** Start Data for processing **
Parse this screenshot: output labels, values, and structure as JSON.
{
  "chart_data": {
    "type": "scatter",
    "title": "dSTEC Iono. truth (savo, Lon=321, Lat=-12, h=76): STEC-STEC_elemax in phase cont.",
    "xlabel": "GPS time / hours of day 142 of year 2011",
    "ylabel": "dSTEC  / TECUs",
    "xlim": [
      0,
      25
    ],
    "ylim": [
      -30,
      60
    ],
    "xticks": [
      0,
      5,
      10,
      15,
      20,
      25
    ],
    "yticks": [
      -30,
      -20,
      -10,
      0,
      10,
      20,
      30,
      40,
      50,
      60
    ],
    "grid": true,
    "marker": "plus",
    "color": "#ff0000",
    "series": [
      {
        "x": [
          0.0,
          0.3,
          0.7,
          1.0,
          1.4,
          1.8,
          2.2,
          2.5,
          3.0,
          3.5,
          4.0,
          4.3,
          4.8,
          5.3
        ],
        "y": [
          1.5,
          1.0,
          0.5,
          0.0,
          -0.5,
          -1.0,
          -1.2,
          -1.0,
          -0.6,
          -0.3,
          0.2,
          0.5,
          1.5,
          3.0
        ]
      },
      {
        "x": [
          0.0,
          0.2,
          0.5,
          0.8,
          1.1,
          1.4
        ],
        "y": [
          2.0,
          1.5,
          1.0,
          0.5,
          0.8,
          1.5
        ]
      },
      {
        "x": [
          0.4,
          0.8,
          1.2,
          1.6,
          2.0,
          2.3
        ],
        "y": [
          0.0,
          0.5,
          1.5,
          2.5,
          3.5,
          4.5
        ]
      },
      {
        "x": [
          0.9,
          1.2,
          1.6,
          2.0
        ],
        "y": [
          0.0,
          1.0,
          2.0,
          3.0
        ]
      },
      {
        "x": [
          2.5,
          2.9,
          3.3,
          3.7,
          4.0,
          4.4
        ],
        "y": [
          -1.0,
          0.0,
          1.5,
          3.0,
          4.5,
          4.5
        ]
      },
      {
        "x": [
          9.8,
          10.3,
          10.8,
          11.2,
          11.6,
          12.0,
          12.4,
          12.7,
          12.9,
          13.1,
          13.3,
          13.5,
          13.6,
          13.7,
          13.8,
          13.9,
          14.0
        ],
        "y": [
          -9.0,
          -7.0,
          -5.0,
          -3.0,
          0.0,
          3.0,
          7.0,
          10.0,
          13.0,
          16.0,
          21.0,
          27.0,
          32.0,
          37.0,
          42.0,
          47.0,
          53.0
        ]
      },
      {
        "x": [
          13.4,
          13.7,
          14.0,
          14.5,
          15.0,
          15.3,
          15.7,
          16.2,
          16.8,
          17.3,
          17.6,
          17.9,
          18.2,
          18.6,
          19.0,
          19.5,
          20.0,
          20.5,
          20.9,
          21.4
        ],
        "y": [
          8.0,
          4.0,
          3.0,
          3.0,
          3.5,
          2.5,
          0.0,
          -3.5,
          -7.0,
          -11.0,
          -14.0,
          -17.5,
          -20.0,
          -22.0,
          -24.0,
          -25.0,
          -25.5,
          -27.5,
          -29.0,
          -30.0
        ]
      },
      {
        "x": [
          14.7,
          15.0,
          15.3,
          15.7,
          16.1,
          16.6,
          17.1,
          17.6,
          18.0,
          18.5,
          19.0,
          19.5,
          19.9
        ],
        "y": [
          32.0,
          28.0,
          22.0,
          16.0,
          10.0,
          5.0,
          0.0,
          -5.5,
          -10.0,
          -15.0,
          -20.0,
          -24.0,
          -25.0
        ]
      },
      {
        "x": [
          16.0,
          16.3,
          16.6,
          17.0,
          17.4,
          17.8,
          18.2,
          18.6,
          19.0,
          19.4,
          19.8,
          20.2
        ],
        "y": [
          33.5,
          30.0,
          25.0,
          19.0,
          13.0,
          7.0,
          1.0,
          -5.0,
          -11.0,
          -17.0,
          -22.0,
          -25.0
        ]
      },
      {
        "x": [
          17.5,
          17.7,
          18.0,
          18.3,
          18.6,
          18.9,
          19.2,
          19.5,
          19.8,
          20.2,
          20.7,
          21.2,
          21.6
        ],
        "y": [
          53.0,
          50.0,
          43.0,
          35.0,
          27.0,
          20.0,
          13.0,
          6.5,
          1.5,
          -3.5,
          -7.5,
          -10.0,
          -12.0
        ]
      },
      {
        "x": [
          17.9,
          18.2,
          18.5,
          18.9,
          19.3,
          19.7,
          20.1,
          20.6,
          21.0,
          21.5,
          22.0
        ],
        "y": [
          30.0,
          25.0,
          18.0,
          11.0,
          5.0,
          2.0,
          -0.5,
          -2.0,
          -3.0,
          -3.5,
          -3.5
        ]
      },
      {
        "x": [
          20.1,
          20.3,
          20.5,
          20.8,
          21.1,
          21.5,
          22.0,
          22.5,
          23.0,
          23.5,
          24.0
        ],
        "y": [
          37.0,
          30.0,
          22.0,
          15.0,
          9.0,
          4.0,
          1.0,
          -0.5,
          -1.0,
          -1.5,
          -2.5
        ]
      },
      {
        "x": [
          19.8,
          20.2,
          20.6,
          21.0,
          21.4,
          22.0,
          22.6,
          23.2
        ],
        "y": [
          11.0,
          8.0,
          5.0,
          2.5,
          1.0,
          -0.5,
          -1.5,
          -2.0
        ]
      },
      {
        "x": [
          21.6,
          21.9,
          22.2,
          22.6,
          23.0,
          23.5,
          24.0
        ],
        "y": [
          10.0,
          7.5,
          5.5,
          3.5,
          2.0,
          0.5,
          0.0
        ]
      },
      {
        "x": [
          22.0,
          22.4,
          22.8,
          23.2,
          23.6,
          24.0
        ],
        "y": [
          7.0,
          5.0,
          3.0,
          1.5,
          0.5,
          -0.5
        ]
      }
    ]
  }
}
** End Data for processing **
The records above are to be copied in full, exactly as written.

Parse this screenshot: output labels, values, and structure as JSON.
{
  "chart_data": {
    "type": "scatter",
    "title": "dSTEC Iono. truth (savo, Lon=321, Lat=-12, h=76): STEC-STEC_elemax in phase cont.",
    "xlabel": "GPS time / hours of day 142 of year 2011",
    "ylabel": "dSTEC  / TECUs",
    "xlim": [
      0,
      25
    ],
    "ylim": [
      -30,
      60
    ],
    "xticks": [
      0,
      5,
      10,
      15,
      20,
      25
    ],
    "yticks": [
      -30,
      -20,
      -10,
      0,
      10,
      20,
      30,
      40,
      50,
      60
    ],
    "grid": true,
    "marker": "plus",
    "color": "#ff0000",
    "series": [
      {
        "x": [
          0.0,
          0.3,
          0.7,
          1.0,
          1.4,
          1.8,
          2.2,
          2.5,
          3.0,
          3.5,
          4.0,
          4.3,
          4.8,
          5.3
        ],
        "y": [
          1.5,
          1.0,
          0.5,
          0.0,
          -0.5,
          -1.0,
          -1.2,
          -1.0,
          -0.6,
          -0.3,
          0.2,
          0.5,
          1.5,
          3.0
        ]
      },
      {
        "x": [
          0.0,
          0.2,
          0.5,
          0.8,
          1.1,
          1.4
        ],
        "y": [
          2.0,
          1.5,
          1.0,
          0.5,
          0.8,
          1.5
        ]
      },
      {
        "x": [
          0.4,
          0.8,
          1.2,
          1.6,
          2.0,
          2.3
        ],
        "y": [
          0.0,
          0.5,
          1.5,
          2.5,
          3.5,
          4.5
        ]
      },
      {
        "x": [
          0.9,
          1.2,
          1.6,
          2.0
        ],
        "y": [
          0.0,
          1.0,
          2.0,
          3.0
        ]
      },
      {
        "x": [
          2.5,
          2.9,
          3.3,
          3.7,
          4.0,
          4.4
        ],
        "y": [
          -1.0,
          0.0,
          1.5,
          3.0,
          4.5,
          4.5
        ]
      },
      {
        "x": [
          9.8,
          10.3,
          10.8,
          11.2,
          11.6,
          12.0,
          12.4,
          12.7,
          12.9,
          13.1,
          13.3,
          13.5,
          13.6,
          13.7,
          13.8,
          13.9,
          14.0
        ],
        "y": [
          -9.0,
          -7.0,
          -5.0,
          -3.0,
          0.0,
          3.0,
          7.0,
          10.0,
          13.0,
          16.0,
          21.0,
          27.0,
          32.0,
          37.0,
          42.0,
          47.0,
          53.0
        ]
      },
      {
        "x": [
          13.4,
          13.7,
          14.0,
          14.5,
          15.0,
          15.3,
          15.7,
          16.2,
          16.8,
          17.3,
          17.6,
          17.9,
          18.2,
          18.6,
          19.0,
          19.5,
          20.0,
          20.5,
          20.9,
          21.4
        ],
        "y": [
          8.0,
          4.0,
          3.0,
          3.0,
          3.5,
          2.5,
          0.0,
          -3.5,
          -7.0,
          -11.0,
          -14.0,
          -17.5,
          -20.0,
          -22.0,
          -24.0,
          -25.0,
          -25.5,
          -27.5,
          -29.0,
          -30.0
        ]
      },
      {
        "x": [
          14.7,
          15.0,
          15.3,
          15.7,
          16.1,
          16.6,
          17.1,
          17.6,
          18.0,
          18.5,
          19.0,
          19.5,
          19.9
        ],
        "y": [
          32.0,
          28.0,
          22.0,
          16.0,
          10.0,
          5.0,
          0.0,
          -5.5,
          -10.0,
          -15.0,
          -20.0,
          -24.0,
          -25.0
        ]
      },
      {
        "x": [
          16.0,
          16.3,
          16.6,
          17.0,
          17.4,
          17.8,
          18.2,
          18.6,
          19.0,
          19.4,
          19.8,
          20.2
        ],
        "y": [
          33.5,
          30.0,
          25.0,
          19.0,
          13.0,
          7.0,
          1.0,
          -5.0,
          -11.0,
          -17.0,
          -22.0,
          -25.0
        ]
      },
      {
        "x": [
          17.5,
          17.7,
          18.0,
          18.3,
          18.6,
          18.9,
          19.2,
          19.5,
          19.8,
          20.2,
          20.7,
          21.2,
          21.6
        ],
        "y": [
          53.0,
          50.0,
          43.0,
          35.0,
          27.0,
          20.0,
          13.0,
          6.5,
          1.5,
          -3.5,
          -7.5,
          -10.0,
          -12.0
        ]
      },
      {
        "x": [
          17.9,
          18.2,
          18.5,
          18.9,
          19.3,
          19.7,
          20.1,
          20.6,
          21.0,
          21.5,
          22.0
        ],
        "y": [
          30.0,
          25.0,
          18.0,
          11.0,
          5.0,
          2.0,
          -0.5,
          -2.0,
          -3.0,
          -3.5,
          -3.5
        ]
      },
      {
        "x": [
          20.1,
          20.3,
          20.5,
          20.8,
          21.1,
          21.5,
          22.0,
          22.5,
          23.0,
          23.5,
          24.0
        ],
        "y": [
          37.0,
          30.0,
          22.0,
          15.0,
          9.0,
          4.0,
          1.0,
          -0.5,
          -1.0,
          -1.5,
          -2.5
        ]
      },
      {
        "x": [
          19.8,
          20.2,
          20.6,
          21.0,
          21.4,
          22.0,
          22.6,
          23.2
        ],
        "y": [
          11.0,
          8.0,
          5.0,
          2.5,
          1.0,
          -0.5,
          -1.5,
          -2.0
        ]
      },
      {
        "x": [
          21.6,
          21.9,
          22.2,
          22.6,
          23.0,
          23.5,
          24.0
        ],
        "y": [
          10.0,
          7.5,
          5.5,
          3.5,
          2.0,
          0.5,
          0.0
        ]
      },
      {
        "x": [
          22.0,
          22.4,
          22.8,
          23.2,
          23.6,
          24.0
        ],
        "y": [
          7.0,
          5.0,
          3.0,
          1.5,
          0.5,
          -0.5
        ]
      }
    ]
  }
}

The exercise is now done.